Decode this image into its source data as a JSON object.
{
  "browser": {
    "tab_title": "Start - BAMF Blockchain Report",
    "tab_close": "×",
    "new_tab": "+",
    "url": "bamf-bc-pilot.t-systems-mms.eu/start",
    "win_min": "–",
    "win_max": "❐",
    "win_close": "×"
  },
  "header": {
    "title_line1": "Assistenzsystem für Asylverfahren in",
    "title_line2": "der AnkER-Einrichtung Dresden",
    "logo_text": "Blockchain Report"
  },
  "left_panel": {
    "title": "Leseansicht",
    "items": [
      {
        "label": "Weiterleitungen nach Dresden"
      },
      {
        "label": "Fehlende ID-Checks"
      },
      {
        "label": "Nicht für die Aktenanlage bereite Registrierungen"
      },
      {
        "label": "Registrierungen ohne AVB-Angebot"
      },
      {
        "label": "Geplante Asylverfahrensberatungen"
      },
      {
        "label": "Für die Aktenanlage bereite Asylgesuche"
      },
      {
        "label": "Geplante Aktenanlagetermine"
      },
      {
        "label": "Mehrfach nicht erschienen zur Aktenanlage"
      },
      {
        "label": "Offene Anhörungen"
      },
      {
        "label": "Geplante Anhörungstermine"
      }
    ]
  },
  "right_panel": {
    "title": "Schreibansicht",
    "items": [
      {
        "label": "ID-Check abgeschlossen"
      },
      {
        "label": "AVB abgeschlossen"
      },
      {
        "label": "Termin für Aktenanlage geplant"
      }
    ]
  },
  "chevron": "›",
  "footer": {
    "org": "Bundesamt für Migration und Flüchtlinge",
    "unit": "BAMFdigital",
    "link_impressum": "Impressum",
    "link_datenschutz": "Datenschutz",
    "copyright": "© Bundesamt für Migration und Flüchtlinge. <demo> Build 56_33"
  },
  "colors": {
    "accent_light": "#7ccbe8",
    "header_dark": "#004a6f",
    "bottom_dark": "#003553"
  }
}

■ ■ ■

**INSTRUCTIONS FOR THE TASK**
Make an exact copy of the data above.

**RESULT FOR THIS EXERCISE**
Decode this image into its source data as a JSON object.
{
  "browser": {
    "tab_title": "Start - BAMF Blockchain Report",
    "tab_close": "×",
    "new_tab": "+",
    "url": "bamf-bc-pilot.t-systems-mms.eu/start",
    "win_min": "–",
    "win_max": "❐",
    "win_close": "×"
  },
  "header": {
    "title_line1": "Assistenzsystem für Asylverfahren in",
    "title_line2": "der AnkER-Einrichtung Dresden",
    "logo_text": "Blockchain Report"
  },
  "left_panel": {
    "title": "Leseansicht",
    "items": [
      {
        "label": "Weiterleitungen nach Dresden"
      },
      {
        "label": "Fehlende ID-Checks"
      },
      {
        "label": "Nicht für die Aktenanlage bereite Registrierungen"
      },
      {
        "label": "Registrierungen ohne AVB-Angebot"
      },
      {
        "label": "Geplante Asylverfahrensberatungen"
      },
      {
        "label": "Für die Aktenanlage bereite Asylgesuche"
      },
      {
        "label": "Geplante Aktenanlagetermine"
      },
      {
        "label": "Mehrfach nicht erschienen zur Aktenanlage"
      },
      {
        "label": "Offene Anhörungen"
      },
      {
        "label": "Geplante Anhörungstermine"
      }
    ]
  },
  "right_panel": {
    "title": "Schreibansicht",
    "items": [
      {
        "label": "ID-Check abgeschlossen"
      },
      {
        "label": "AVB abgeschlossen"
      },
      {
        "label": "Termin für Aktenanlage geplant"
      }
    ]
  },
  "chevron": "›",
  "footer": {
    "org": "Bundesamt für Migration und Flüchtlinge",
    "unit": "BAMFdigital",
    "link_impressum": "Impressum",
    "link_datenschutz": "Datenschutz",
    "copyright": "© Bundesamt für Migration und Flüchtlinge. <demo> Build 56_33"
  },
  "colors": {
    "accent_light": "#7ccbe8",
    "header_dark": "#004a6f",
    "bottom_dark": "#003553"
  }
}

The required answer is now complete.